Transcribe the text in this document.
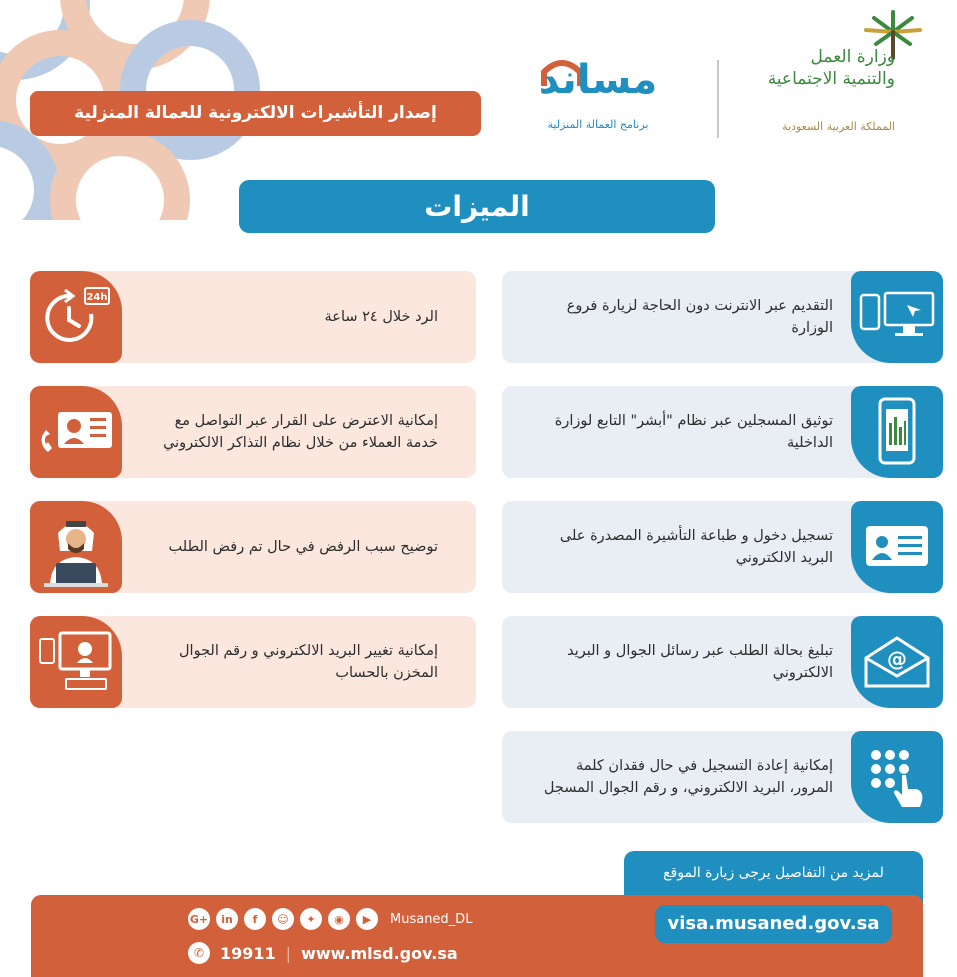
وزارة العمل
والتنمية الاجتماعية
المملكة العربية السعودية
مساند
برنامج العمالة المنزلية
إصدار التأشيرات الالكترونية للعمالة المنزلية
الميزات
التقديم عبر الانترنت دون الحاجة لزيارة فروع الوزارة
توثيق المسجلين عبر نظام "أبشر" التابع لوزارة الداخلية
تسجيل دخول و طباعة التأشيرة المصدرة على البريد الالكتروني
تبليغ بحالة الطلب عبر رسائل الجوال و البريد الالكتروني
@
إمكانية إعادة التسجيل في حال فقدان كلمة المرور، البريد الالكتروني، و رقم الجوال المسجل
الرد خلال ٢٤ ساعة
24h
إمكانية الاعترض على القرار عبر التواصل مع خدمة العملاء من خلال نظام التذاكر الالكتروني
توضيح سبب الرفض في حال تم رفض الطلب
إمكانية تغيير البريد الالكتروني و رقم الجوال المخزن بالحساب
لمزيد من التفاصيل يرجى زيارة الموقع
visa.musaned.gov.sa
G+	in	f	☺	✦	◉	▶	Musaned_DL
✆ 19911 | www.mlsd.gov.sa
= = =
Work to do —
From the records given above, copy all lines containing "الطلب".

Worked solution —
تبليغ بحالة الطلب عبر رسائل الجوال و البريد الالكتروني
توضيح سبب الرفض في حال تم رفض الطلب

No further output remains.